═══ Input data
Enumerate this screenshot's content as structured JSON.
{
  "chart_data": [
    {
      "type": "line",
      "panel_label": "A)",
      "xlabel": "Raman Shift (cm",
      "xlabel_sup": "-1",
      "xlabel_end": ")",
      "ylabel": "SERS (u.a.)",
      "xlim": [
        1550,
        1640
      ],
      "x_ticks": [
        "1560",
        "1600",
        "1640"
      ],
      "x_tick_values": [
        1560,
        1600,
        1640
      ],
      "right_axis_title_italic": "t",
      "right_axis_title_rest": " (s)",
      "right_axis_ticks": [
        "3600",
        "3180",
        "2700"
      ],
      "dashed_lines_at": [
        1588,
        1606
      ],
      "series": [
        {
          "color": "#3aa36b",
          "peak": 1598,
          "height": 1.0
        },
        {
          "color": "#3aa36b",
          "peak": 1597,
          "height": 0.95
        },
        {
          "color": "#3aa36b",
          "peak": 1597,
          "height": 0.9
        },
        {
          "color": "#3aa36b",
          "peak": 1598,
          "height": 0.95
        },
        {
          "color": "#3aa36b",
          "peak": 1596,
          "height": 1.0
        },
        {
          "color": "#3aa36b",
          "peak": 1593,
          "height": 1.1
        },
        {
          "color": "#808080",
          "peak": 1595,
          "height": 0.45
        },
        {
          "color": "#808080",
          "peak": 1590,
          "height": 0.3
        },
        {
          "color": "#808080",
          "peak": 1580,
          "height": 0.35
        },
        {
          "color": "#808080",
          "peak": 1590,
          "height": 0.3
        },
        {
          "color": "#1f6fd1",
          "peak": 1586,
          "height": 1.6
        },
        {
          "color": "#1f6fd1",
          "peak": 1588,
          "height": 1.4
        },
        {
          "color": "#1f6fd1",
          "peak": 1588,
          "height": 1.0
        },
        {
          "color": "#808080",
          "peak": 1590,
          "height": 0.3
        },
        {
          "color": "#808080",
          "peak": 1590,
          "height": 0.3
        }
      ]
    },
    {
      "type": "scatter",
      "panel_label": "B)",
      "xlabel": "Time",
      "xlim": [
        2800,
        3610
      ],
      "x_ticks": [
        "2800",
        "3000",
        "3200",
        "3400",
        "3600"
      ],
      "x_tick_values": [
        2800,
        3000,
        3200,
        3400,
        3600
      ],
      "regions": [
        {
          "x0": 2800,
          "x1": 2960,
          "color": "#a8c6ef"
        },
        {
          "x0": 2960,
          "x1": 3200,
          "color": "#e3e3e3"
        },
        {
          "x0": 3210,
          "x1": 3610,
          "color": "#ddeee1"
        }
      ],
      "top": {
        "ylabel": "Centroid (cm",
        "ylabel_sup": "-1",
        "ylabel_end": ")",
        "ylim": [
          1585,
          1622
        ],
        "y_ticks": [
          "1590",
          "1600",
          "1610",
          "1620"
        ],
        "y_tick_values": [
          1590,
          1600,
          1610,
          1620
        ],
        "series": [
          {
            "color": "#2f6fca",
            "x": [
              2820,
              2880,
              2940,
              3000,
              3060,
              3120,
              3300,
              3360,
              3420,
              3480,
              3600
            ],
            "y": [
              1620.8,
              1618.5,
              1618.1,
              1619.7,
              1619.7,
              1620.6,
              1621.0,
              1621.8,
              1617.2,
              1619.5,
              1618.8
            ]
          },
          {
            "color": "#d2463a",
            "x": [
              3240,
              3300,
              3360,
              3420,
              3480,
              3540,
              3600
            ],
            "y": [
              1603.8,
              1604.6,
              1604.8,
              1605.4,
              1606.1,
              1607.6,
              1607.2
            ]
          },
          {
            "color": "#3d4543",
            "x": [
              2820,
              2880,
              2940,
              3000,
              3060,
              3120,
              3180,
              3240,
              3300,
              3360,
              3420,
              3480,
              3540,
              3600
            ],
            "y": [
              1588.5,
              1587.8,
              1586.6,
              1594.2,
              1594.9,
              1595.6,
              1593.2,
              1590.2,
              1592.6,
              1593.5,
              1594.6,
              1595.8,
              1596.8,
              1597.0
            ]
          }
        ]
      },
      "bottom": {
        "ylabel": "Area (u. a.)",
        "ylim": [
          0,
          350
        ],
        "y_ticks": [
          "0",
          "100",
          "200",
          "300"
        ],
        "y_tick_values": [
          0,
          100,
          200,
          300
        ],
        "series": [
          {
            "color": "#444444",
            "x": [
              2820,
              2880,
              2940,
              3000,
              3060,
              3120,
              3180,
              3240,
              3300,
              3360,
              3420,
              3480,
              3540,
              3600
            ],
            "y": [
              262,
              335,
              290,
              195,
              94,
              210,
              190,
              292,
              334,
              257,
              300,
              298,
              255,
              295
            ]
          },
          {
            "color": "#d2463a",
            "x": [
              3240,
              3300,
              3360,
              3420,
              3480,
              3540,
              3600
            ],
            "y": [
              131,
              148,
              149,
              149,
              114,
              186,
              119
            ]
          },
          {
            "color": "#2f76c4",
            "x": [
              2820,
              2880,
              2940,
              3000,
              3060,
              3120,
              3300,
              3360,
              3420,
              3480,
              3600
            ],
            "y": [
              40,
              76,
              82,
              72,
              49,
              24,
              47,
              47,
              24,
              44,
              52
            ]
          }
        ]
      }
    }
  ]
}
══════
■ Requirement
Extract every record. Keep wording exact.

■ Output
Enumerate this screenshot's content as structured JSON.
{
  "chart_data": [
    {
      "type": "line",
      "panel_label": "A)",
      "xlabel": "Raman Shift (cm",
      "xlabel_sup": "-1",
      "xlabel_end": ")",
      "ylabel": "SERS (u.a.)",
      "xlim": [
        1550,
        1640
      ],
      "x_ticks": [
        "1560",
        "1600",
        "1640"
      ],
      "x_tick_values": [
        1560,
        1600,
        1640
      ],
      "right_axis_title_italic": "t",
      "right_axis_title_rest": " (s)",
      "right_axis_ticks": [
        "3600",
        "3180",
        "2700"
      ],
      "dashed_lines_at": [
        1588,
        1606
      ],
      "series": [
        {
          "color": "#3aa36b",
          "peak": 1598,
          "height": 1.0
        },
        {
          "color": "#3aa36b",
          "peak": 1597,
          "height": 0.95
        },
        {
          "color": "#3aa36b",
          "peak": 1597,
          "height": 0.9
        },
        {
          "color": "#3aa36b",
          "peak": 1598,
          "height": 0.95
        },
        {
          "color": "#3aa36b",
          "peak": 1596,
          "height": 1.0
        },
        {
          "color": "#3aa36b",
          "peak": 1593,
          "height": 1.1
        },
        {
          "color": "#808080",
          "peak": 1595,
          "height": 0.45
        },
        {
          "color": "#808080",
          "peak": 1590,
          "height": 0.3
        },
        {
          "color": "#808080",
          "peak": 1580,
          "height": 0.35
        },
        {
          "color": "#808080",
          "peak": 1590,
          "height": 0.3
        },
        {
          "color": "#1f6fd1",
          "peak": 1586,
          "height": 1.6
        },
        {
          "color": "#1f6fd1",
          "peak": 1588,
          "height": 1.4
        },
        {
          "color": "#1f6fd1",
          "peak": 1588,
          "height": 1.0
        },
        {
          "color": "#808080",
          "peak": 1590,
          "height": 0.3
        },
        {
          "color": "#808080",
          "peak": 1590,
          "height": 0.3
        }
      ]
    },
    {
      "type": "scatter",
      "panel_label": "B)",
      "xlabel": "Time",
      "xlim": [
        2800,
        3610
      ],
      "x_ticks": [
        "2800",
        "3000",
        "3200",
        "3400",
        "3600"
      ],
      "x_tick_values": [
        2800,
        3000,
        3200,
        3400,
        3600
      ],
      "regions": [
        {
          "x0": 2800,
          "x1": 2960,
          "color": "#a8c6ef"
        },
        {
          "x0": 2960,
          "x1": 3200,
          "color": "#e3e3e3"
        },
        {
          "x0": 3210,
          "x1": 3610,
          "color": "#ddeee1"
        }
      ],
      "top": {
        "ylabel": "Centroid (cm",
        "ylabel_sup": "-1",
        "ylabel_end": ")",
        "ylim": [
          1585,
          1622
        ],
        "y_ticks": [
          "1590",
          "1600",
          "1610",
          "1620"
        ],
        "y_tick_values": [
          1590,
          1600,
          1610,
          1620
        ],
        "series": [
          {
            "color": "#2f6fca",
            "x": [
              2820,
              2880,
              2940,
              3000,
              3060,
              3120,
              3300,
              3360,
              3420,
              3480,
              3600
            ],
            "y": [
              1620.8,
              1618.5,
              1618.1,
              1619.7,
              1619.7,
              1620.6,
              1621.0,
              1621.8,
              1617.2,
              1619.5,
              1618.8
            ]
          },
          {
            "color": "#d2463a",
            "x": [
              3240,
              3300,
              3360,
              3420,
              3480,
              3540,
              3600
            ],
            "y": [
              1603.8,
              1604.6,
              1604.8,
              1605.4,
              1606.1,
              1607.6,
              1607.2
            ]
          },
          {
            "color": "#3d4543",
            "x": [
              2820,
              2880,
              2940,
              3000,
              3060,
              3120,
              3180,
              3240,
              3300,
              3360,
              3420,
              3480,
              3540,
              3600
            ],
            "y": [
              1588.5,
              1587.8,
              1586.6,
              1594.2,
              1594.9,
              1595.6,
              1593.2,
              1590.2,
              1592.6,
              1593.5,
              1594.6,
              1595.8,
              1596.8,
              1597.0
            ]
          }
        ]
      },
      "bottom": {
        "ylabel": "Area (u. a.)",
        "ylim": [
          0,
          350
        ],
        "y_ticks": [
          "0",
          "100",
          "200",
          "300"
        ],
        "y_tick_values": [
          0,
          100,
          200,
          300
        ],
        "series": [
          {
            "color": "#444444",
            "x": [
              2820,
              2880,
              2940,
              3000,
              3060,
              3120,
              3180,
              3240,
              3300,
              3360,
              3420,
              3480,
              3540,
              3600
            ],
            "y": [
              262,
              335,
              290,
              195,
              94,
              210,
              190,
              292,
              334,
              257,
              300,
              298,
              255,
              295
            ]
          },
          {
            "color": "#d2463a",
            "x": [
              3240,
              3300,
              3360,
              3420,
              3480,
              3540,
              3600
            ],
            "y": [
              131,
              148,
              149,
              149,
              114,
              186,
              119
            ]
          },
          {
            "color": "#2f76c4",
            "x": [
              2820,
              2880,
              2940,
              3000,
              3060,
              3120,
              3300,
              3360,
              3420,
              3480,
              3600
            ],
            "y": [
              40,
              76,
              82,
              72,
              49,
              24,
              47,
              47,
              24,
              44,
              52
            ]
          }
        ]
      }
    }
  ]
}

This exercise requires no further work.